> **Given records**:
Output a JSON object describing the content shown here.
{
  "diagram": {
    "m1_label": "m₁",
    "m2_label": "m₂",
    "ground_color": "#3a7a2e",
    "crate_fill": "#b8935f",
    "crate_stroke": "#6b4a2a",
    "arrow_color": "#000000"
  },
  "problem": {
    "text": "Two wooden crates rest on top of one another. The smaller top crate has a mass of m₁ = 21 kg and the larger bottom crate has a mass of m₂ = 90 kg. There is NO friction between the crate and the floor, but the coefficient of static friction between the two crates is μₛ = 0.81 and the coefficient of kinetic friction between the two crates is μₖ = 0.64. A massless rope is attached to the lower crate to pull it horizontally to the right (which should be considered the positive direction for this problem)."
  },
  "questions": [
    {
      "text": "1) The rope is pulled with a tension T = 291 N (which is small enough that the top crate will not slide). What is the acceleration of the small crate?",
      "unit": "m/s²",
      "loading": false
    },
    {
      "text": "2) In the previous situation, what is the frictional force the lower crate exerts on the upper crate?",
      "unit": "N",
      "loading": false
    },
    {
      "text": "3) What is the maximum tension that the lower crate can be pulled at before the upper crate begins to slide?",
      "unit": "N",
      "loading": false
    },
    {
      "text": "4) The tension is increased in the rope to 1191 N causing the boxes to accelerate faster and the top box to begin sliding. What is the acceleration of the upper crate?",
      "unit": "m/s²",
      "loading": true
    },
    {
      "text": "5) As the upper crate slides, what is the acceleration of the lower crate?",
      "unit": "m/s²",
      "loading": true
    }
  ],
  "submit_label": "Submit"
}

> **Goal of the exercise**:
Say how many lines in this material hold "that", and say nothing else.

> **Complete answer**:
2